**Material provided:**
# # # # # # #

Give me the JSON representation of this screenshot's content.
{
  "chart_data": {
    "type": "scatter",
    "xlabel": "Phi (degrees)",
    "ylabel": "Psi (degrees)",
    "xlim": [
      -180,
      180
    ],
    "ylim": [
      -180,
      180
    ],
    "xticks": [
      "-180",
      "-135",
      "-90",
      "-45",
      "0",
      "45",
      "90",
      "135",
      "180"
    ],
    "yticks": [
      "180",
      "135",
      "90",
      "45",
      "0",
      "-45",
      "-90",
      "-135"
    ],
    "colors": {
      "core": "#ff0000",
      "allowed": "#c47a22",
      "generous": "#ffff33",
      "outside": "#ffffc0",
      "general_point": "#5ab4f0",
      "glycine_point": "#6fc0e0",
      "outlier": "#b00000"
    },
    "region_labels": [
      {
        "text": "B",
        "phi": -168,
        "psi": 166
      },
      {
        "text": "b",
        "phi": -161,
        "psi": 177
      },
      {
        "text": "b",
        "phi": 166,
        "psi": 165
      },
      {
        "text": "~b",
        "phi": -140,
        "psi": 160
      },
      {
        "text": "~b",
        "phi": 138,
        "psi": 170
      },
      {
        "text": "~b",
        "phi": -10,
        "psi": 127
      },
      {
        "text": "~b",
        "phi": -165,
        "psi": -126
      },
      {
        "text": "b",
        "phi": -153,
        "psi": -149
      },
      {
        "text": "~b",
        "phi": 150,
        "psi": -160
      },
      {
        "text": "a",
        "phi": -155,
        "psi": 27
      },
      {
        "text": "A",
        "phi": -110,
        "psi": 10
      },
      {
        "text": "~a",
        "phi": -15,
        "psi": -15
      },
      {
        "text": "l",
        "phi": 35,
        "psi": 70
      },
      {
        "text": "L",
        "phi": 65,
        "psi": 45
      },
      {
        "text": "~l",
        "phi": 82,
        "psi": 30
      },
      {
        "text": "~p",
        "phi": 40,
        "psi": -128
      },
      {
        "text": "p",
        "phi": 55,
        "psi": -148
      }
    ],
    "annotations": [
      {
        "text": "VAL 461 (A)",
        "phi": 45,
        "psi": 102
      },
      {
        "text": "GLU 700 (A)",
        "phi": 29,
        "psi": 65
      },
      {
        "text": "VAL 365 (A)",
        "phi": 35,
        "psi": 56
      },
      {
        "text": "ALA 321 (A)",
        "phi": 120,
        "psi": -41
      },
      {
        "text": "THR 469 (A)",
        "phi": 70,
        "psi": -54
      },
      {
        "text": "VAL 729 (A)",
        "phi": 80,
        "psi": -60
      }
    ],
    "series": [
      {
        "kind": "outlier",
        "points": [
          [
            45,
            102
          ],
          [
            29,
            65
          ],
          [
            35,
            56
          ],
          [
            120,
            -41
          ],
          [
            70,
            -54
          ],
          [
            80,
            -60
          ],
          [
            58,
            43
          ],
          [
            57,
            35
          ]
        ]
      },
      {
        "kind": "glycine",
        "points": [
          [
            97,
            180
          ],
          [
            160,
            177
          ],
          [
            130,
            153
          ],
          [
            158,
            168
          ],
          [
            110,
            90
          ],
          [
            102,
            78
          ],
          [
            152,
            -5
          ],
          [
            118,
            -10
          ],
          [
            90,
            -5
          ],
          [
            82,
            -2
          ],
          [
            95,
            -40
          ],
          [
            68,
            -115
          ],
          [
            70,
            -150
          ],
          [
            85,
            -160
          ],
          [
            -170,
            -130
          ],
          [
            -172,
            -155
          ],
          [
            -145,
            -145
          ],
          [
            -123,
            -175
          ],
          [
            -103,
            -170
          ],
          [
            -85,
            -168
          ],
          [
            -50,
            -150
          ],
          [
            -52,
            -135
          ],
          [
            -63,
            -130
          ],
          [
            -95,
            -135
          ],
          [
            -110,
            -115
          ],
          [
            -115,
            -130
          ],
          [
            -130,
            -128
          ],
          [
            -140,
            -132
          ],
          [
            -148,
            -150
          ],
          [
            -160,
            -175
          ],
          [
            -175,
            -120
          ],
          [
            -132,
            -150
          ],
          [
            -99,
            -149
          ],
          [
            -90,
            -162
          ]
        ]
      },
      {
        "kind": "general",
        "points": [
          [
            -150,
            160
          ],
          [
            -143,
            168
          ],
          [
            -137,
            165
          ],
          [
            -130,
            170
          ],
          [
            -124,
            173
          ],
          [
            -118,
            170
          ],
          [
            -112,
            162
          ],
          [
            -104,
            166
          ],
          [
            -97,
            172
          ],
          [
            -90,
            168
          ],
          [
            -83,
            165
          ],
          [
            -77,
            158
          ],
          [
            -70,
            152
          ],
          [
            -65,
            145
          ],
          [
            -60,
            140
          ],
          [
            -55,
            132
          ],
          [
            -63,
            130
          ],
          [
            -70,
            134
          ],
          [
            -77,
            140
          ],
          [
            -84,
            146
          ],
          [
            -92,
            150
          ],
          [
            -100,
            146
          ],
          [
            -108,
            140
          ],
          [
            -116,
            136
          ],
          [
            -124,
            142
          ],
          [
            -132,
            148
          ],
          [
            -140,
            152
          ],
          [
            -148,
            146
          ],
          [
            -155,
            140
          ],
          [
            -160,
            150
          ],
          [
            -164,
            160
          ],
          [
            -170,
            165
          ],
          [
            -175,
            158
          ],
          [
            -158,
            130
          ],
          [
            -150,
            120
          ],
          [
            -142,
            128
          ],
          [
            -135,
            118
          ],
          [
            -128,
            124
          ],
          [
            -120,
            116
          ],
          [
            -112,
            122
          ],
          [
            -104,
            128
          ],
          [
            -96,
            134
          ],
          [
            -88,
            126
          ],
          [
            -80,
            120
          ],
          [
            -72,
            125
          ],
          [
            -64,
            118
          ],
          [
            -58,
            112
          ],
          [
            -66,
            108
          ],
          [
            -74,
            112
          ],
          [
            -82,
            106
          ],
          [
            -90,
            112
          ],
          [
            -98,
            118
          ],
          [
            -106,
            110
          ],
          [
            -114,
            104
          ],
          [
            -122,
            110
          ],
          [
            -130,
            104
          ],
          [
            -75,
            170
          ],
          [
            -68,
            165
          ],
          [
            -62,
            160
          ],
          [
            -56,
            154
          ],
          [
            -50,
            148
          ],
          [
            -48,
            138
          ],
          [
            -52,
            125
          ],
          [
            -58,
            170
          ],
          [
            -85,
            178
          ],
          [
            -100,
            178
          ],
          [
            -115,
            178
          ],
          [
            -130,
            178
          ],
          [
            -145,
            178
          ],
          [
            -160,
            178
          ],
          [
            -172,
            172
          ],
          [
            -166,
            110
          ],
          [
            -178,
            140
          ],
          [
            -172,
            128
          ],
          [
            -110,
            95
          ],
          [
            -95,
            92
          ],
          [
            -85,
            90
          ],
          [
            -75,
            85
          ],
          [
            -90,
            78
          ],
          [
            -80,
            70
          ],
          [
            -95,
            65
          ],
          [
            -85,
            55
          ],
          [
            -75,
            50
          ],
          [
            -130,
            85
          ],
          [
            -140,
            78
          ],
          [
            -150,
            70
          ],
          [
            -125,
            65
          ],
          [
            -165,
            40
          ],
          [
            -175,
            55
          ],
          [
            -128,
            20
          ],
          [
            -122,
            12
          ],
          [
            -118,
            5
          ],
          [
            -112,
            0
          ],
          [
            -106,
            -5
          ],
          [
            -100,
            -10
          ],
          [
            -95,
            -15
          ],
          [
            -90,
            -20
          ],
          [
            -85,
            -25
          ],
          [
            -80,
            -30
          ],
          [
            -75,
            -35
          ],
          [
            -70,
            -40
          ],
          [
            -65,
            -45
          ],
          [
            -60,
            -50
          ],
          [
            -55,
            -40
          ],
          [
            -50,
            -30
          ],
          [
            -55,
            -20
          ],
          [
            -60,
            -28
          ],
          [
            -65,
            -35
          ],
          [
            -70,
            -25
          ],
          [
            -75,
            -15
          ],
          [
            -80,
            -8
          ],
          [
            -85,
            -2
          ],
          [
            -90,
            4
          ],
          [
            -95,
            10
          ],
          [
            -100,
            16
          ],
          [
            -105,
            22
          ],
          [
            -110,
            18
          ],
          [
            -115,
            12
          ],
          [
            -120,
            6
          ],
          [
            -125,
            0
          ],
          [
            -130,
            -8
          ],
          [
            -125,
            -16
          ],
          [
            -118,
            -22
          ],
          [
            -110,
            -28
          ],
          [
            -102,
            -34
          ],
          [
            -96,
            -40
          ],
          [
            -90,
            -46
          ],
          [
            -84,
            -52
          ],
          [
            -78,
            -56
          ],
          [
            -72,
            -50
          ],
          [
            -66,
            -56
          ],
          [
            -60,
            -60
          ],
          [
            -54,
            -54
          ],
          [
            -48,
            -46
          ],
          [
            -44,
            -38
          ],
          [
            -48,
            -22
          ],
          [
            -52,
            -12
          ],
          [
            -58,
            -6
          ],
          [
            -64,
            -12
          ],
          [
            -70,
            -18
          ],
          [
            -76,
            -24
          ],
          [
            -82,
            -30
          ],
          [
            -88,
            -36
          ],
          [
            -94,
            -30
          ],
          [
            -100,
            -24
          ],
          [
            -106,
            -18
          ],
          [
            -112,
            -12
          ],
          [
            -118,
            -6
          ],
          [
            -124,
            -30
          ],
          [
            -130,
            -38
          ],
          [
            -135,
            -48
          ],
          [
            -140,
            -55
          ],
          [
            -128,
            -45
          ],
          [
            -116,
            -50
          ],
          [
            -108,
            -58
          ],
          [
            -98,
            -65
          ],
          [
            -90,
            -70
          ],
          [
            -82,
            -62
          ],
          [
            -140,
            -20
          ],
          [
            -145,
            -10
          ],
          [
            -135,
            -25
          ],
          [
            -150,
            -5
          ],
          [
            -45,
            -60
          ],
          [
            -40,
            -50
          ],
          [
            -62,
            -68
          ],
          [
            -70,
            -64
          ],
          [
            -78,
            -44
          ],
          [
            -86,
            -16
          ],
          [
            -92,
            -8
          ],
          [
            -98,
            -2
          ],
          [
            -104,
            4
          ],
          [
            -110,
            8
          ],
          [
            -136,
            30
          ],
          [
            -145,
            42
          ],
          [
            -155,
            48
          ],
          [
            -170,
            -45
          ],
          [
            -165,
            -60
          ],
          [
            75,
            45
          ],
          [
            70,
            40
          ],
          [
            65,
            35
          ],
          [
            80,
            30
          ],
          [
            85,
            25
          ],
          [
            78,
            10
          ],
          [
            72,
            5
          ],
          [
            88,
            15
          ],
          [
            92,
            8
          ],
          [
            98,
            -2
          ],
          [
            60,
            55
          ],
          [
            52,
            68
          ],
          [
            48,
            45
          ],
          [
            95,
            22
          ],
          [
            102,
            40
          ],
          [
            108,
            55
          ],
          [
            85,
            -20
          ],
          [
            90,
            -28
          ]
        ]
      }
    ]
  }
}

# # # # # # #

How many lines in the records above contain the word "degrees"? Reply with the number alone.

2